Entries from a dataset:
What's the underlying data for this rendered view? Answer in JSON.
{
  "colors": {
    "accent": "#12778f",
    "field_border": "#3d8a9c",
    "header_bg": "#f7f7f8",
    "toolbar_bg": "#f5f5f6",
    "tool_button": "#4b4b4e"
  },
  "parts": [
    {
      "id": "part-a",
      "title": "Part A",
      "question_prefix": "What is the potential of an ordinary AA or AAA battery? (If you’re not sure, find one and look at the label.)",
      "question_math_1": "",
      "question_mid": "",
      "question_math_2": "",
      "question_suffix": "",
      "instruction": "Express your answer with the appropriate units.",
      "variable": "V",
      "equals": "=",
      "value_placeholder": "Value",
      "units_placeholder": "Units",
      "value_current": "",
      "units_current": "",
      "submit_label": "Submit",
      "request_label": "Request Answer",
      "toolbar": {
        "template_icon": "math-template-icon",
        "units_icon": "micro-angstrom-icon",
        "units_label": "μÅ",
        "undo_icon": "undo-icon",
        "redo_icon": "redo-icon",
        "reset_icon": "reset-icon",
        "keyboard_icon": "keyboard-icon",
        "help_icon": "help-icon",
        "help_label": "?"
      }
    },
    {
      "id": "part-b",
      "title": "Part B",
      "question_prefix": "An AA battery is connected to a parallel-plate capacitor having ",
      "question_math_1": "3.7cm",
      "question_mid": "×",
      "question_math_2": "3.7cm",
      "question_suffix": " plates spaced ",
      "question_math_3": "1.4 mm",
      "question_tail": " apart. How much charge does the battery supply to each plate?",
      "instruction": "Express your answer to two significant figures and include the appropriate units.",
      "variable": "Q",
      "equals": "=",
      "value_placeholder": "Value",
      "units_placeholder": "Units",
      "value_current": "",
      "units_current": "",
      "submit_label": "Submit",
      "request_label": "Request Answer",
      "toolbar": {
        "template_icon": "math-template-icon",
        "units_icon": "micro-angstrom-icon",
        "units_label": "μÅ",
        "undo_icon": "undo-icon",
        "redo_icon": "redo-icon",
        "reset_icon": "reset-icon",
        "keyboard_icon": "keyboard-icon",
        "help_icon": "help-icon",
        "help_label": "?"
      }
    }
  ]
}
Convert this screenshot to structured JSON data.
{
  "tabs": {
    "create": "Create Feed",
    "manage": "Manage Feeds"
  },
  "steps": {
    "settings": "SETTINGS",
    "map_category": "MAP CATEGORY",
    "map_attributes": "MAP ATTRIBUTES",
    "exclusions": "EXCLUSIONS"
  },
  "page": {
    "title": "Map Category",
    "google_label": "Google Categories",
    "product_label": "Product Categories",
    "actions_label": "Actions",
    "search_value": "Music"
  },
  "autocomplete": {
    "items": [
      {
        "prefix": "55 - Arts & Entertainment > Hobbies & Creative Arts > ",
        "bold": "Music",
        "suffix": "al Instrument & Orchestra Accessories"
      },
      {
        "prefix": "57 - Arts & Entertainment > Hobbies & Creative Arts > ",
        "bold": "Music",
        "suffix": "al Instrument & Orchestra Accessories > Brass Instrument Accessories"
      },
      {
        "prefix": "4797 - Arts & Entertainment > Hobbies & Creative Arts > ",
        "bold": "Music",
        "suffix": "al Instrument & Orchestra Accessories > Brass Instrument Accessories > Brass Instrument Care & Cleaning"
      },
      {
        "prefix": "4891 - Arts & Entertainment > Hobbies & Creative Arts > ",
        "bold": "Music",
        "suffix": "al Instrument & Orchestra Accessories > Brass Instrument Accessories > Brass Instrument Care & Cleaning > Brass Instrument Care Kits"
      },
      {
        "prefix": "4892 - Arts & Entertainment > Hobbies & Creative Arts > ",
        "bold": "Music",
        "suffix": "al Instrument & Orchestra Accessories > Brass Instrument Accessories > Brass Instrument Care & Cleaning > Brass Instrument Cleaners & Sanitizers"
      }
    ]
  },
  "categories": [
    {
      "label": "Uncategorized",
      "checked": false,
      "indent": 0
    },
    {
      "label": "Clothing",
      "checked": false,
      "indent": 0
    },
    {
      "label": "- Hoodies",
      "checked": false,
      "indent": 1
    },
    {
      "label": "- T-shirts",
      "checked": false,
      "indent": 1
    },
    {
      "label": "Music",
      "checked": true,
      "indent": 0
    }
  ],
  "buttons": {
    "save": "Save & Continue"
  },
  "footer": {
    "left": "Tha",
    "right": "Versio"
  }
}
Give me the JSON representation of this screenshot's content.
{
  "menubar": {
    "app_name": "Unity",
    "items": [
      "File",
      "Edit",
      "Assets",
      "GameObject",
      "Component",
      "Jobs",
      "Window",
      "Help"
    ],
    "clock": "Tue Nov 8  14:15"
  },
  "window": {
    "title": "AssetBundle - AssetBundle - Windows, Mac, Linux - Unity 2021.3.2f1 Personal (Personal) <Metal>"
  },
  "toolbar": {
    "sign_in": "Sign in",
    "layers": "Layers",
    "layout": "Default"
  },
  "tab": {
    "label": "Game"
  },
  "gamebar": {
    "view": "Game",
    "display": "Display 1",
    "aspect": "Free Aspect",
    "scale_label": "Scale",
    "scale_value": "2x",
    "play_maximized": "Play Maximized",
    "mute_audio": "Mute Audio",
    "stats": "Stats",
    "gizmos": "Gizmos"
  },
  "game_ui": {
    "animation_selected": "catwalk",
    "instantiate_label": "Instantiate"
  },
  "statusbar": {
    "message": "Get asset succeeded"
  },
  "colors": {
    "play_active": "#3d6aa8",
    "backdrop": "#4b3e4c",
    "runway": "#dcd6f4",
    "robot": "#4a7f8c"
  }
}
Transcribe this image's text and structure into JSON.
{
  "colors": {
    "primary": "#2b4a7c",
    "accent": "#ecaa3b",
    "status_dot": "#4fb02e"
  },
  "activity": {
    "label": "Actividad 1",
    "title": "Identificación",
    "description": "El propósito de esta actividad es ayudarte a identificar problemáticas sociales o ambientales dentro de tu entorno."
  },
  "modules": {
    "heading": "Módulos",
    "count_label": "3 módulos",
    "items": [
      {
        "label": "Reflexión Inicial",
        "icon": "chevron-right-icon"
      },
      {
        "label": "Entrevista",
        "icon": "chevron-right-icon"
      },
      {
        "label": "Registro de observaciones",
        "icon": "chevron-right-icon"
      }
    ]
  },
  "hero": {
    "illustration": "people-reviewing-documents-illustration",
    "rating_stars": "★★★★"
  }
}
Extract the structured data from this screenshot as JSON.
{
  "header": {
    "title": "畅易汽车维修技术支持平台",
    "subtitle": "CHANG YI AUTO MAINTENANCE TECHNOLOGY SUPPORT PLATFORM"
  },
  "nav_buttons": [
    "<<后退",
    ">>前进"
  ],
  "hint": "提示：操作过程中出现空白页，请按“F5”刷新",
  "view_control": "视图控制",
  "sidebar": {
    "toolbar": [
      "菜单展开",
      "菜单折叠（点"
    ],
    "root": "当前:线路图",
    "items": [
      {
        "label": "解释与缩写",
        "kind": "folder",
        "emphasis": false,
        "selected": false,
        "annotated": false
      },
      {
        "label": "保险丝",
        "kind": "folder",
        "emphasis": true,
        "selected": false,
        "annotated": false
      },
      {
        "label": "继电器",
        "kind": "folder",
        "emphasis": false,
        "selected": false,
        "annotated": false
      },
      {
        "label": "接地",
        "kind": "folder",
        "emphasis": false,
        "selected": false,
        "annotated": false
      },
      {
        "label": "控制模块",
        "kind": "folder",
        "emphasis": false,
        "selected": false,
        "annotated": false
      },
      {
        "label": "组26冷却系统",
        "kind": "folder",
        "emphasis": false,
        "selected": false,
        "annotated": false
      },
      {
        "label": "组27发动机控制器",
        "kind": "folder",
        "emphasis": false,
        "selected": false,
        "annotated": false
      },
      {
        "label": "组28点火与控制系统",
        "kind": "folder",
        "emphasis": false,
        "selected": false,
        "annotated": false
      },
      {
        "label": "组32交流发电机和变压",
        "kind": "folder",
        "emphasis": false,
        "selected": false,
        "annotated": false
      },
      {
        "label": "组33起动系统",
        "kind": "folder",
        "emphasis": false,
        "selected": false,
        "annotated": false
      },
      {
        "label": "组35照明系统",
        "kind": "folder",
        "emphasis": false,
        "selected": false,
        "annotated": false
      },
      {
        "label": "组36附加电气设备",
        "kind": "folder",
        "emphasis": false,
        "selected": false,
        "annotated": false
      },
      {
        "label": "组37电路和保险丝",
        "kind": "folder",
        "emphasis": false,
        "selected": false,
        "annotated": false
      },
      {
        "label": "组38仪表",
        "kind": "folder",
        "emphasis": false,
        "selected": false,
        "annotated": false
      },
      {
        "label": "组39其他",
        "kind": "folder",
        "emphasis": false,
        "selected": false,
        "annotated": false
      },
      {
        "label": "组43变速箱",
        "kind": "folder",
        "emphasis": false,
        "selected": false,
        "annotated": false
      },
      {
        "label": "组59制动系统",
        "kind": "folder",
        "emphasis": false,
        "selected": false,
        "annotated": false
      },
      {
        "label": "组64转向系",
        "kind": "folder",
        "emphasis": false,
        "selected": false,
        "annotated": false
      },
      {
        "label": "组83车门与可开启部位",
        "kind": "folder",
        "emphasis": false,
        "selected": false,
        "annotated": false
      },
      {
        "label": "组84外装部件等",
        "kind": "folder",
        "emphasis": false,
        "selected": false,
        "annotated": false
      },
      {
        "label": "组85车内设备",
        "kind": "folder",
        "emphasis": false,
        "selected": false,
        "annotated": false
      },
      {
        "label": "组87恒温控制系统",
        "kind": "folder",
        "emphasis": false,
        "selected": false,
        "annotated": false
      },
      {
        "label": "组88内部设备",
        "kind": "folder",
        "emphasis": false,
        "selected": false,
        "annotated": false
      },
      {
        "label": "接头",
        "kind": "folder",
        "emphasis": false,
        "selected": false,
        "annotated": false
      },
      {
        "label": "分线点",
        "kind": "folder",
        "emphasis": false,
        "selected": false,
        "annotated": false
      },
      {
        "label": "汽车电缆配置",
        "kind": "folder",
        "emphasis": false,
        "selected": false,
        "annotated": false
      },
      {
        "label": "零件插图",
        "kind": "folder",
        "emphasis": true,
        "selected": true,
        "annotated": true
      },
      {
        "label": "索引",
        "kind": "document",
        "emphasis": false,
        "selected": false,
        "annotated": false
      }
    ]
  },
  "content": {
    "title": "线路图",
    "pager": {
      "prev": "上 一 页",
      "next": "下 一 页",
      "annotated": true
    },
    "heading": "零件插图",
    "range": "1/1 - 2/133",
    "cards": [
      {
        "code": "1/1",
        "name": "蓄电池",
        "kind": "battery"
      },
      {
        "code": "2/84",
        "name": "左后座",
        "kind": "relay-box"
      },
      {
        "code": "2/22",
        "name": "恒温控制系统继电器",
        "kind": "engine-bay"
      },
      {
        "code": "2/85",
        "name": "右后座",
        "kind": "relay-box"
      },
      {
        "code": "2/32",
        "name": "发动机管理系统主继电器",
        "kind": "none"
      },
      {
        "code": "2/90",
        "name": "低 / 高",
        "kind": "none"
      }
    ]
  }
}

PROBLEM TO WORK ON
Pick out the lines that contain "instruction" and copy them.

FINAL RESULT
      "instruction": "Express your answer with the appropriate units.",
      "instruction": "Express your answer to two significant figures and include the appropriate units.",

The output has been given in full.